--- DATA SUPPLIED ---
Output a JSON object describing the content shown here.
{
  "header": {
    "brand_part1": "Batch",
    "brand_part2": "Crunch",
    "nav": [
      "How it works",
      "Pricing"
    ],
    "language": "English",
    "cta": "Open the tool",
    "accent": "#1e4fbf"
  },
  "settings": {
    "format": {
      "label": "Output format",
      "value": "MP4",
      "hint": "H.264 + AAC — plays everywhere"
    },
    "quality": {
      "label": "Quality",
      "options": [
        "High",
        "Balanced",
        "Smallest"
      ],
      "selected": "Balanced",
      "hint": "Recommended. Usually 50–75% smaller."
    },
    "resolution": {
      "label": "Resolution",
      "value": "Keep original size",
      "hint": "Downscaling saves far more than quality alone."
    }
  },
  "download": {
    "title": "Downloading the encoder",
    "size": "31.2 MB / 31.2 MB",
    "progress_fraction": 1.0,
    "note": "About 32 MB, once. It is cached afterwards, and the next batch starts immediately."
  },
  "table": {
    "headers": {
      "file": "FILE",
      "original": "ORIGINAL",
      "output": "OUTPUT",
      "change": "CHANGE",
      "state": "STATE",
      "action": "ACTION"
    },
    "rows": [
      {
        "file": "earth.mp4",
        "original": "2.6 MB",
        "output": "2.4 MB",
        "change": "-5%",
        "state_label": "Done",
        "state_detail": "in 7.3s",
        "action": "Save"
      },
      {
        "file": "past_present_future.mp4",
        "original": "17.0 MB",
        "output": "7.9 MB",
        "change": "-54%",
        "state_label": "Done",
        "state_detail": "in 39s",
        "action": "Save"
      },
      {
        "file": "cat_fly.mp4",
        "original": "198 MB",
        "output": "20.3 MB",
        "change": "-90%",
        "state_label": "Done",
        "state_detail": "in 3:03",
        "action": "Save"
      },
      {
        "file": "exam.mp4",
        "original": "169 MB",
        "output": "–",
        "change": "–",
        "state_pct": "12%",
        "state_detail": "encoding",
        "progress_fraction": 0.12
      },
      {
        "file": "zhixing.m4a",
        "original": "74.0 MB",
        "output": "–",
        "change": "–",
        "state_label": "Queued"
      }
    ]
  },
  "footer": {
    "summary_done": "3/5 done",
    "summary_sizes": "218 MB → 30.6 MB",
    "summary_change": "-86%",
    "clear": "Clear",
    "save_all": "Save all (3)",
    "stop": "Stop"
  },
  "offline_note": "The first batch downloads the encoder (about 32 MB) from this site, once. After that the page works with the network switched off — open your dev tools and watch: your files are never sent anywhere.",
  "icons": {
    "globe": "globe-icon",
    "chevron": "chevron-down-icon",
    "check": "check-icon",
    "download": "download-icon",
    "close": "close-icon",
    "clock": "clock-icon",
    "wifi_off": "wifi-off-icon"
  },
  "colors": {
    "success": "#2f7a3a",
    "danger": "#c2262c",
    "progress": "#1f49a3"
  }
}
---
INSTRUCTIONS TO FOLLOW :: Locate all lines in the listing above with the word "encoder" and copy them.

RESPONSE FOR THIS EXERCISE ::
    "title": "Downloading the encoder",
  "offline_note": "The first batch downloads the encoder (about 32 MB) from this site, once. After that the page works with the network switched off — open your dev tools and watch: your files are never sent anywhere.",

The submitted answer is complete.